WORK INSTRUCTIONS => Of the lines in this material, how many contain "Petroquímico"? Answer with a single number only.

>> start DATA ENTRIES

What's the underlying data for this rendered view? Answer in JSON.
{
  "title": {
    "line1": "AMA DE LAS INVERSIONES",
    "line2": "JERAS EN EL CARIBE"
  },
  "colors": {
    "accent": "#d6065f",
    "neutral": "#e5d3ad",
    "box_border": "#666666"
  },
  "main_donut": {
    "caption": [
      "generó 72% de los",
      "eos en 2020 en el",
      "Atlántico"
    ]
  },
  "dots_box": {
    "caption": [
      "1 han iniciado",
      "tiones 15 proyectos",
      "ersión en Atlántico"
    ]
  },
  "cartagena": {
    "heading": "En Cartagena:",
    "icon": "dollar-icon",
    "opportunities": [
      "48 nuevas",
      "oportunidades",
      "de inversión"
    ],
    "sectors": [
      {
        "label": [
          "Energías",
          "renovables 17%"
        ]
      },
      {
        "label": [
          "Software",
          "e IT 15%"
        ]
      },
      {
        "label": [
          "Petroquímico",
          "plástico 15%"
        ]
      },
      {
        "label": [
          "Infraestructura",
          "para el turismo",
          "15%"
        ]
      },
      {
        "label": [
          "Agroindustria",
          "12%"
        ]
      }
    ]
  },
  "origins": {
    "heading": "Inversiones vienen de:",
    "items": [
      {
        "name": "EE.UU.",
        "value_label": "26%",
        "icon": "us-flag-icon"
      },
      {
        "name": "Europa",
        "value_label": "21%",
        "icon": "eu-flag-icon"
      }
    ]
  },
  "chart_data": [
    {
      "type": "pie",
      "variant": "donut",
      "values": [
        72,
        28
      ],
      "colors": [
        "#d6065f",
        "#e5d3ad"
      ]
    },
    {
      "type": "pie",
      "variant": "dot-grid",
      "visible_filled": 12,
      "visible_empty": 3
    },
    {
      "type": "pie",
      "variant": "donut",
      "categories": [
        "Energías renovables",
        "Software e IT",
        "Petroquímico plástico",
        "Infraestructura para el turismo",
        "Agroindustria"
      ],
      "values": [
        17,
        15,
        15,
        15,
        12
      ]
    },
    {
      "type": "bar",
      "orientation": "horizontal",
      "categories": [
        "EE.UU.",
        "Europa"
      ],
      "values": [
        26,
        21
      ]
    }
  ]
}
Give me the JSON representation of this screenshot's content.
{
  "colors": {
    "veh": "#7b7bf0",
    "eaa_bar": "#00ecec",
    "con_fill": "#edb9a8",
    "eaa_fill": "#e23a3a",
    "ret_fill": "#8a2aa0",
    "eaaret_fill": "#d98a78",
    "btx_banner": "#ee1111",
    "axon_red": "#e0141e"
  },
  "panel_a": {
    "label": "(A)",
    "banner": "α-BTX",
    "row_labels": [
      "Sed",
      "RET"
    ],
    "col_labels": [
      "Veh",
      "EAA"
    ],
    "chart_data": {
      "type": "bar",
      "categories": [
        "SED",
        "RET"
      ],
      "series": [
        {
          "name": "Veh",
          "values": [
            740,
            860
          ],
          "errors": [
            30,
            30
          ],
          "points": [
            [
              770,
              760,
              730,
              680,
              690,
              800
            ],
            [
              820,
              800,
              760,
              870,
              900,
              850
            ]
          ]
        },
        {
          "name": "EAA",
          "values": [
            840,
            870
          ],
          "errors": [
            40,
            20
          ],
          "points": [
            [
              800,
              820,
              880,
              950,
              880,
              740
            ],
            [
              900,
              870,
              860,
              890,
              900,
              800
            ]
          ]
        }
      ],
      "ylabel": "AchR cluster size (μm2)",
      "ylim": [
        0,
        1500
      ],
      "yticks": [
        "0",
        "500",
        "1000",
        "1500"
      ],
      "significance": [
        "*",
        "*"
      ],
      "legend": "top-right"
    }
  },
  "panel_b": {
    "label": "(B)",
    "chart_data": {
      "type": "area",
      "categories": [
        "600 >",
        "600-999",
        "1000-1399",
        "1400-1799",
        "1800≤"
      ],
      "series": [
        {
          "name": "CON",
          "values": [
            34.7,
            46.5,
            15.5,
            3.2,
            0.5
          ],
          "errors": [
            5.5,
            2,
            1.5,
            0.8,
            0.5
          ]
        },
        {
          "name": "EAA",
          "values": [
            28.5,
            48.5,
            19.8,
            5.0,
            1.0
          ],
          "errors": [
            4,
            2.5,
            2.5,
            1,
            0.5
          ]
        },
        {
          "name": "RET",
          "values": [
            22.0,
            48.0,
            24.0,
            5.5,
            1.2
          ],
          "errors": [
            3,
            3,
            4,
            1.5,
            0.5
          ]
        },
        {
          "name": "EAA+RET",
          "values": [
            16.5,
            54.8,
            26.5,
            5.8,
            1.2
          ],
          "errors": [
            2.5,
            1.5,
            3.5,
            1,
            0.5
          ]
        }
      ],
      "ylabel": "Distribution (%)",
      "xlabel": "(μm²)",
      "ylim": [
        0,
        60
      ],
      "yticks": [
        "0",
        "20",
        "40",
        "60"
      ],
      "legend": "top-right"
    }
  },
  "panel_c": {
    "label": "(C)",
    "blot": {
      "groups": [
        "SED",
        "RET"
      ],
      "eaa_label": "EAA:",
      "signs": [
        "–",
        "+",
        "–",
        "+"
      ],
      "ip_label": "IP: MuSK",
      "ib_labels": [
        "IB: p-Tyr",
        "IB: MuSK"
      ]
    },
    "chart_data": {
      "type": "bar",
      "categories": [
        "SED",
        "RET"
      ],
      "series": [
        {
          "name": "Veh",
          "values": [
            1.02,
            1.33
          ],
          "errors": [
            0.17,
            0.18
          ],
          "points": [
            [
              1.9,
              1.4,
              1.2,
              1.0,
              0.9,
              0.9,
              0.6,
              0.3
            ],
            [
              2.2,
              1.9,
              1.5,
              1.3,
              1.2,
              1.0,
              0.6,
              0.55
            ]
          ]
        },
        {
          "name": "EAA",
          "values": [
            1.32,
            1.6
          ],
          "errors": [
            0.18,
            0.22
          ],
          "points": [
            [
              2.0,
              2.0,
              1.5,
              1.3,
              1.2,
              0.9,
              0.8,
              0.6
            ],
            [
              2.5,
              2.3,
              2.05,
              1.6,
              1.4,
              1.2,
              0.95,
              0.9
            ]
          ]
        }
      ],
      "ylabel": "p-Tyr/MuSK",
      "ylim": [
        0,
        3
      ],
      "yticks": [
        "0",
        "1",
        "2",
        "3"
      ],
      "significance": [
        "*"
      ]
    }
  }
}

>> end DATA ENTRIES

REPLY TO THE EXERCISE => 2